TEXTO SELECCIONADO
____________________
Antes de la revolución industrial los seres humanos solíamos dormir en dos turnos. Muchos historiadores, como Roger Ekirch, han demostrado que, al menos hasta finales del siglo XVIII, lo habitual era irse a la cama temprano con la caída de la noche, levantarse unas cuantas horas entre las 23:00 y las 01:00, para después volver a acostarse hasta el amanecer. Sin embargo, este hábito, del que se ha encontrado numerosa documentación en varias partes del mundo, quedó desactivado con la llegada de las fábricas, una ocupación excepcionalmente laboriosa que obligaba a sus empleados a ajustar sus hábitos al sonido de la sirena. El funcionamiento de la fábrica dictaba cuándo salían de casa sus trabajadores, cuando podían comer, cuándo podían charlar entre ellos e, incluso, cuando podían ir a ver a su familia. Y aunque durante estos últimos siglos hemos ganado cada vez más derechos laborales, el capitalismo sigue controlando nuestras vidas con mano de hierro, un control que hemos naturalizado hasta hacerlo casi invisible y para el que empezamos a preparar a nuestros hijos a las pocas semanas de nacer.
____________________
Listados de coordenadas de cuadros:
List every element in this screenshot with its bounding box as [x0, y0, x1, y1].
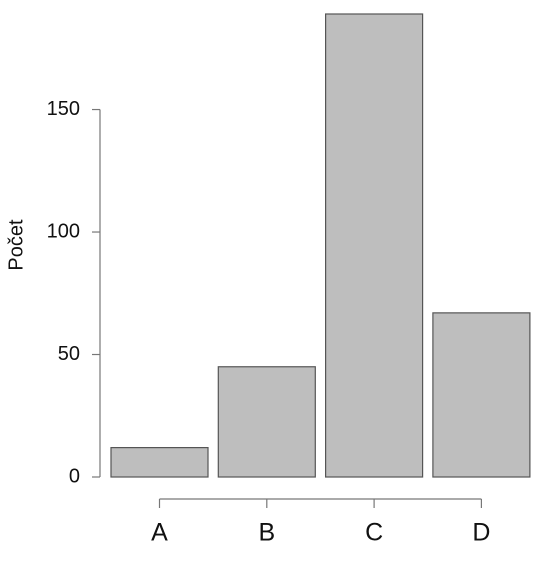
y-tick-label: 50 — [58, 343, 80, 365]
bar — [432, 312, 531, 478]
x-tick-label: D — [472, 519, 490, 547]
bar — [325, 13, 424, 478]
y-tick-label: 150 — [47, 98, 80, 120]
y-axis-label: Počet — [5, 219, 27, 271]
bar — [217, 366, 316, 478]
x-tick-label: A — [151, 519, 168, 547]
y-tick-label: 0 — [69, 465, 80, 487]
x-tick-label: B — [258, 519, 275, 547]
x-tick-label: C — [365, 519, 383, 547]
bar — [110, 447, 209, 478]
y-tick-label: 100 — [47, 220, 80, 242]
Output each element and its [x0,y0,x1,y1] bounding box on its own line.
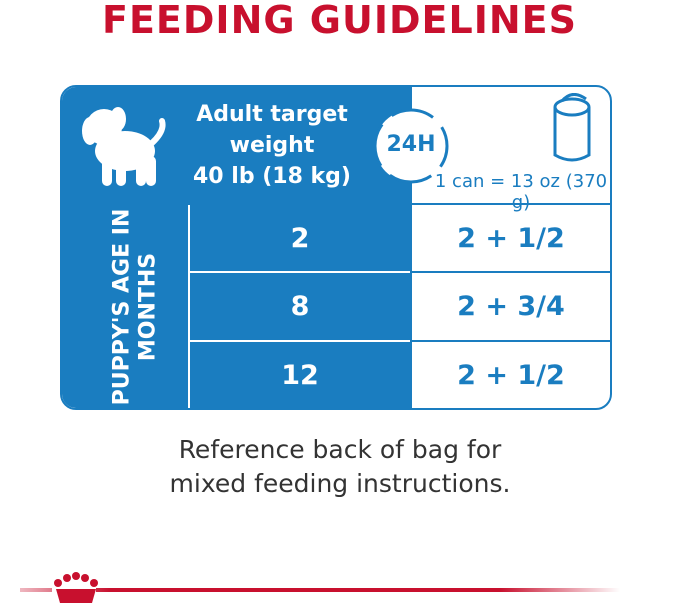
feeding-table: Adult target weight 40 lb (18 kg) 1 can … [60,85,612,410]
can-icon [553,93,591,162]
divider [410,340,610,342]
amount-cell: 2 + 1/2 [457,359,565,391]
period-label: 24H [386,132,436,157]
can-label: 1 can = 13 oz (370 g) [434,171,608,213]
brand-footer [20,572,620,605]
amount-cell: 2 + 1/2 [457,222,565,254]
weight-line: weight [229,133,315,158]
period-badge [373,108,449,184]
age-cell: 8 [190,273,410,340]
weight-label: Adult target weight 40 lb (18 kg) [182,99,362,192]
divider [410,87,412,408]
divider [188,205,190,408]
row-header-cell [62,205,188,408]
title: FEEDING GUIDELINES [102,0,577,42]
weight-line: Adult target [196,102,348,127]
amount-cell: 2 + 3/4 [457,291,565,322]
footer-note: Reference back of bag for mixed feeding … [169,435,511,498]
age-cell: 2 [190,205,410,271]
row-header: PUPPY'S AGE IN MONTHS [109,208,161,406]
weight-line: 40 lb (18 kg) [193,164,351,189]
puppy-icon [82,107,166,186]
divider [410,271,610,273]
divider [62,203,610,205]
age-cell: 12 [190,342,410,408]
divider [188,271,410,273]
divider [188,340,410,342]
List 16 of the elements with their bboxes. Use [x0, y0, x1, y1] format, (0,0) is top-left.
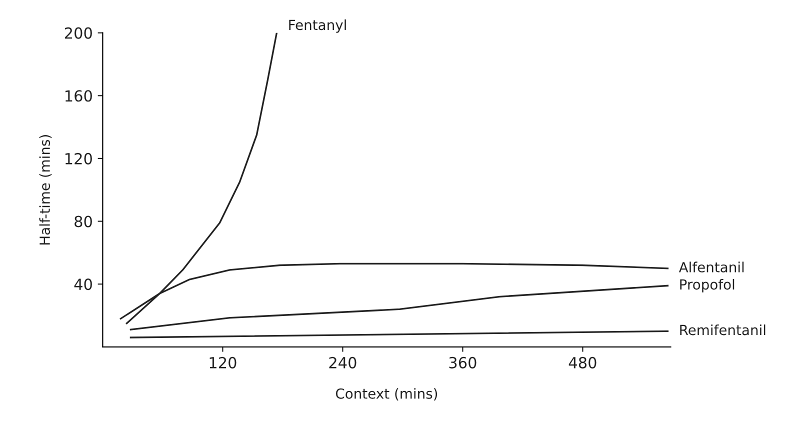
x-tick-label: 360 — [449, 356, 476, 368]
y-axis-title: Half-time (mins) — [39, 135, 52, 245]
series-label: Alfentanil — [678, 262, 744, 272]
series-label: Fentanyl — [289, 19, 346, 33]
y-tick-label: 40 — [74, 278, 92, 290]
line-series — [130, 284, 669, 330]
y-tick-label: 120 — [65, 152, 92, 164]
y-tick-label: 80 — [74, 216, 92, 228]
y-tick-label: 200 — [64, 27, 92, 39]
y-tick-label: 160 — [65, 90, 92, 102]
x-axis-title: Context (mins) — [336, 388, 438, 400]
series-label: Propofol — [680, 278, 734, 292]
x-tick-label: 240 — [329, 356, 356, 368]
series-label: Remifentanil — [680, 324, 766, 336]
x-tick-label: 120 — [210, 356, 236, 368]
x-tick-label: 480 — [568, 356, 596, 368]
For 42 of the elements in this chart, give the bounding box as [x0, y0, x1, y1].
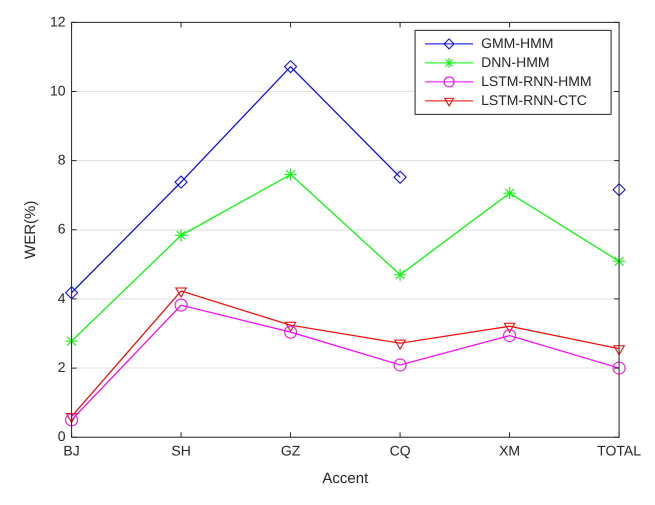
____________________
CONSIGNA A
Responde según el texto sobre el sueño en dos turnos:
(i) ¿Qué historiador se menciona por su nombre?
(ii) ¿Hasta cuándo, como mínimo, fue habitual dormir en dos turnos?
(iii) ¿A qué sonido debían ajustar sus hábitos los empleados de las fábricas?
CONSIGNA B
Enumera todo lo que, según el texto sobre el sueño en dos turnos, dictaba el funcionamiento de la fábrica.
CONSIGNA C
Continúa, por favor, el texto sobre el sueño en dos turnos a partir de su última frase.

RESPUESTA DEL EJERCICIO A
(i) Roger Ekirch.
(ii) Al menos hasta finales del siglo XVIII.
(iii) Al sonido de la sirena.

RESPUESTA DEL EJERCICIO B
- Cuándo salían de casa sus trabajadores
- Cuándo podían comer
- Cuándo podían charlar entre ellos
- Cuándo podían ir a ver a su familia

RESPUESTA DEL EJERCICIO C
«En la actualidad, hay muy pocos intervalos significativos en la existencia humana (con la inmensa excepción del sueño) que no hayan sido invadidos y convertidos en tiempo de trabajo, tiempo de consumo o tiempo de marketing», apunta Jonathan Crary en su ensayo 24/7 El capitalismo al asalto del sueño. El profesor de historia cree que el capitalismo, con ayuda de la tecnología, está presente a todas horas en nuestra vida eliminando las fronteras entre espacio privado y de trabajo, tiempo de consumo y tiempo de ocio. Y no hay mejor ejemplo para la teoría de Crary que las propias redes sociales, plataformas a las que acudimos para socializar pero en las que tenemos que mantener una imagen aceptable de cara a nuestro empleador, lugares en los que pasamos cada vez más tiempo de ocio, pero en el que debemos interaccionar constantemente con anuncios y publicaciones centradas en objetos de consumo. Este omnipresente capitalismo 24/7 es el que Yorgos Lanthimos retrata en la primera historia del tríptico Kinds of Kindness, una cinta extrañamente perversa con la que el director griego va cambiando la diana de sus críticas, siempre apegado al tema del control y la jerarquía.
En RMF está muerto, Jesse Plemons interpreta a un hombre sometido totalmente a los deseos de su jefe. Cada día, Robert desayuna exactamente lo que le dicta Raymond, se viste con la ropa previamente acordada y sale de casa como un autómata que ni siquiera elige por sí mismo qué bebida puede tomarse en el bar. Pronto sabemos que la relación entre Robert y su jefe se remonta a varios años, y que el control es tan absoluto que Raymond incluso ha escogido directamente a la pareja de su empleado, dictaminando su dinámica familiar. Escribe Tony Morrison en Beloved que «la libertad es poder decidir cada mañana qué es lo que vas a hacer» y, en ese sentido, cabe poca duda de que Robert es un esclavo. Sin embargo, todo cambia cuando, tras negarse a cumplir un encargo, el personaje de Plemons pierde su trabajo y se queda sin indicaciones para poder continuar. La historia entonces se convierte en un viaje desesperado por volver al redil; por reanudar su sometimiento. Robert descubre que si no es un esclavo, entonces no es nada.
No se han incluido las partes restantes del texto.